(Collection entries)
##########
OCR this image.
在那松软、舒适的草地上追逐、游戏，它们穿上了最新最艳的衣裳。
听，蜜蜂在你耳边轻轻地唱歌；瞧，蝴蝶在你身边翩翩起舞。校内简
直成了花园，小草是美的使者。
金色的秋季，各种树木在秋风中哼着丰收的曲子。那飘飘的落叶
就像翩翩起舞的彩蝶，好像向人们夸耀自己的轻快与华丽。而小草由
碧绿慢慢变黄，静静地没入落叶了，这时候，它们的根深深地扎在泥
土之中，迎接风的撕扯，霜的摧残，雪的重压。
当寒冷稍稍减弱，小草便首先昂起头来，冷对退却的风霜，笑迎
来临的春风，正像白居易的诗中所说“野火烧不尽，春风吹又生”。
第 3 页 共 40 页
##########
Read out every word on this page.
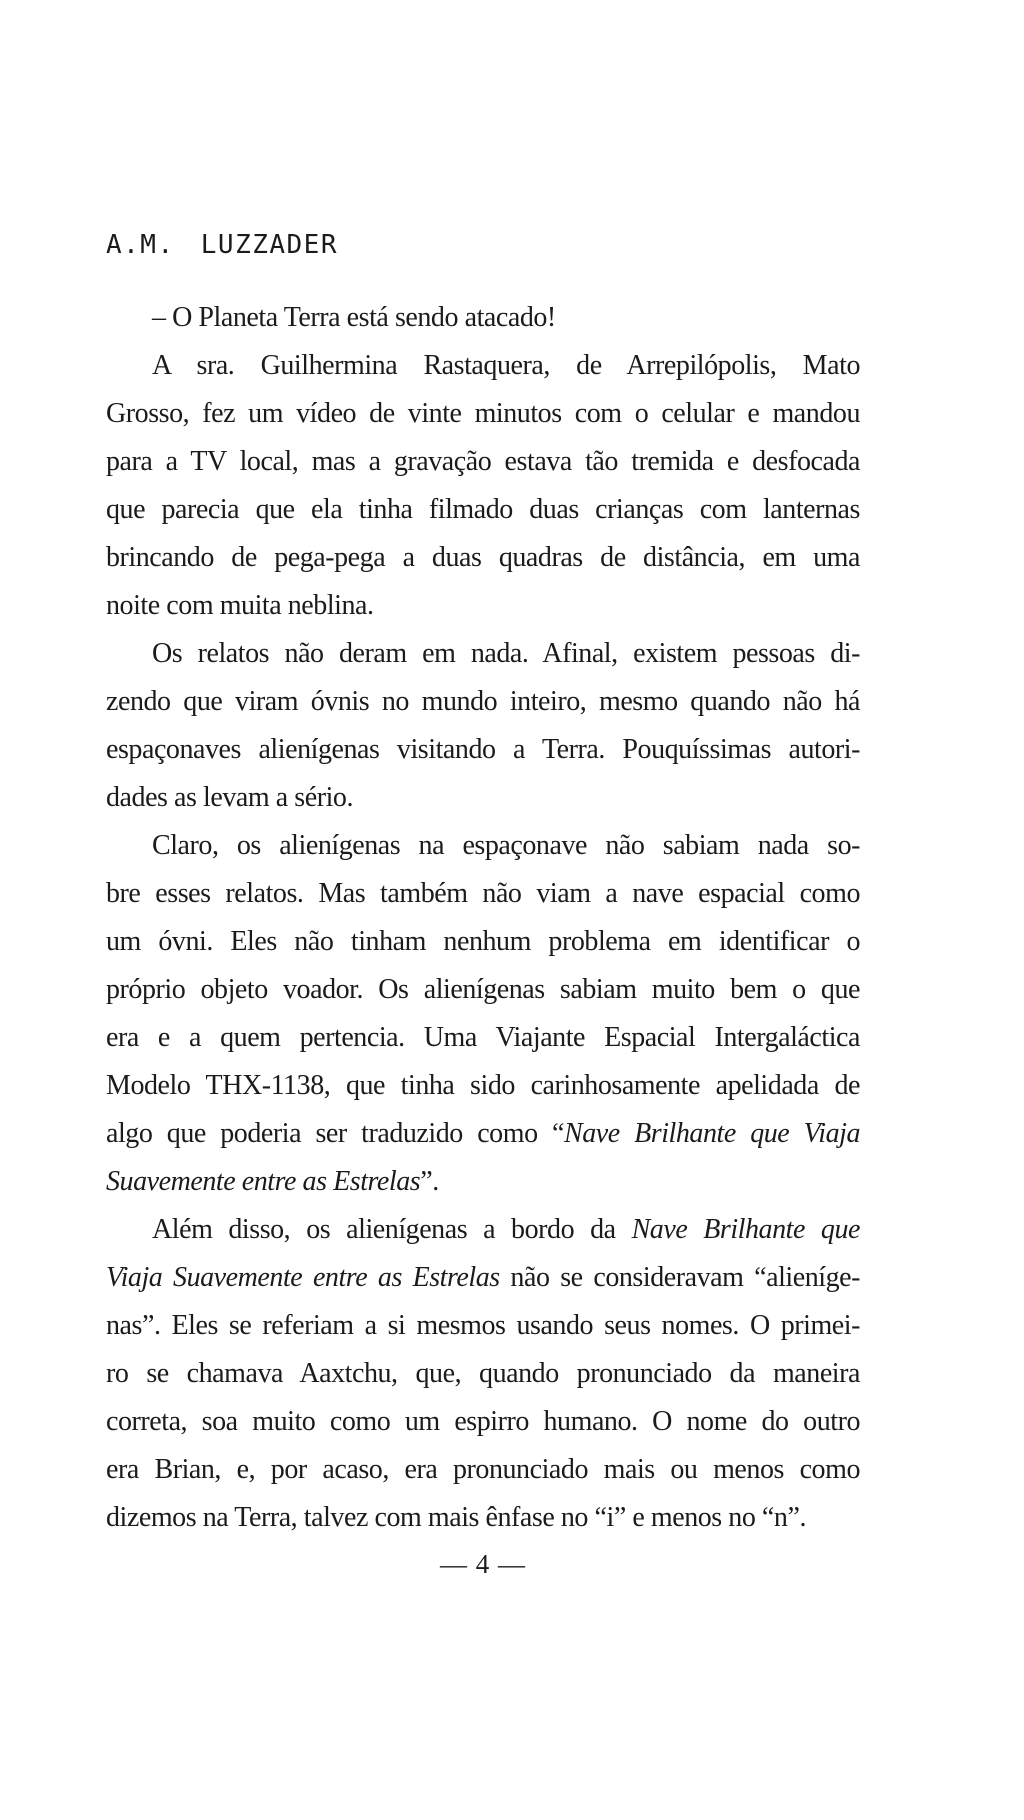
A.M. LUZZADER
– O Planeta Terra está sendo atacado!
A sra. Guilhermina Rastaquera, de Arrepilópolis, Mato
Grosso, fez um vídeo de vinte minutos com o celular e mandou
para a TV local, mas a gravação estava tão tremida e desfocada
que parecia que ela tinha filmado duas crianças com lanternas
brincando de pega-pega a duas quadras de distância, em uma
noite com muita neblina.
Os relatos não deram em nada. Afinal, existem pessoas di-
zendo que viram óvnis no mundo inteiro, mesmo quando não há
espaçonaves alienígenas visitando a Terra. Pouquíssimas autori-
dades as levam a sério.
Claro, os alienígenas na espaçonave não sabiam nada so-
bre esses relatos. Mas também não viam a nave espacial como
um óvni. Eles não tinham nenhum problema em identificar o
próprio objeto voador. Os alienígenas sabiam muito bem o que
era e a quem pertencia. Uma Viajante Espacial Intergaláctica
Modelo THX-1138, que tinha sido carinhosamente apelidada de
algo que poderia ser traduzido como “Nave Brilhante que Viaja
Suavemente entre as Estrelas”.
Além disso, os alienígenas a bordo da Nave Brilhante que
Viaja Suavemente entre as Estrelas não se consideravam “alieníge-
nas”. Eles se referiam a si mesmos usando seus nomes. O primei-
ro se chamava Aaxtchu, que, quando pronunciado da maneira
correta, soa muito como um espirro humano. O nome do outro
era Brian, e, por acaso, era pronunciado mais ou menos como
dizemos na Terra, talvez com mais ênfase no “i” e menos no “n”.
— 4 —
##########
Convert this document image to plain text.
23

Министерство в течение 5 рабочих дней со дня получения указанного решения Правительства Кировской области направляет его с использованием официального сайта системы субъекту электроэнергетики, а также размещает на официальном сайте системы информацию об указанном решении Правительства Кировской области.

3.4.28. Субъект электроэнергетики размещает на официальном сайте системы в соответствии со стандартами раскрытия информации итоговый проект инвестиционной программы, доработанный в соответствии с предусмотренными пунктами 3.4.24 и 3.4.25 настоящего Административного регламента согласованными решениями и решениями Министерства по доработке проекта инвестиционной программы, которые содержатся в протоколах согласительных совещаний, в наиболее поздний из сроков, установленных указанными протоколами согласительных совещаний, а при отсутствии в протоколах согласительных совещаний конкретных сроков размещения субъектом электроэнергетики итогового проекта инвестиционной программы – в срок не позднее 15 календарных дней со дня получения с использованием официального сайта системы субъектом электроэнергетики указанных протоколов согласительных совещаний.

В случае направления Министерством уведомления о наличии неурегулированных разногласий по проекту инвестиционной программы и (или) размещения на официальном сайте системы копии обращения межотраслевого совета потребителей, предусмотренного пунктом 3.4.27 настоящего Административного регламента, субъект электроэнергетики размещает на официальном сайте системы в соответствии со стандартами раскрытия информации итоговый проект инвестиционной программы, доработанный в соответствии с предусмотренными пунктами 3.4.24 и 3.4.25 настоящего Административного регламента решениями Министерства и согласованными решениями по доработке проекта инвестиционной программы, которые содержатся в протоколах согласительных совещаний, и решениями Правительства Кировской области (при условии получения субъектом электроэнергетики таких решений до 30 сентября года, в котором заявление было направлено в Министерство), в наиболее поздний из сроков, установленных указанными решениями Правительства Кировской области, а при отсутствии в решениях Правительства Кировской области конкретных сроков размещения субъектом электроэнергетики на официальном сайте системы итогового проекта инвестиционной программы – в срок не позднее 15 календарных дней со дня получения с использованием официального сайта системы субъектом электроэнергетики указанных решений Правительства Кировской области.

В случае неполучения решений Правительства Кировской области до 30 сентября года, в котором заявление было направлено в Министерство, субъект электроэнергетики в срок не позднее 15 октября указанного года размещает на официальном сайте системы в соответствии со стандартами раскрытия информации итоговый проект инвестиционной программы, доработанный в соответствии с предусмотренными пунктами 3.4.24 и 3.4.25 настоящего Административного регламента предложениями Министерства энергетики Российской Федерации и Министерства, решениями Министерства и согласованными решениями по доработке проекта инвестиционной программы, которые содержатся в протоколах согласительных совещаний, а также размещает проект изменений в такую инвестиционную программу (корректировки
##########
## Exercise brief
List each line of the records that holds the string "Estrelas".

## Solution
Suavemente entre as Estrelas”.
Viaja Suavemente entre as Estrelas não se consideravam “alieníge-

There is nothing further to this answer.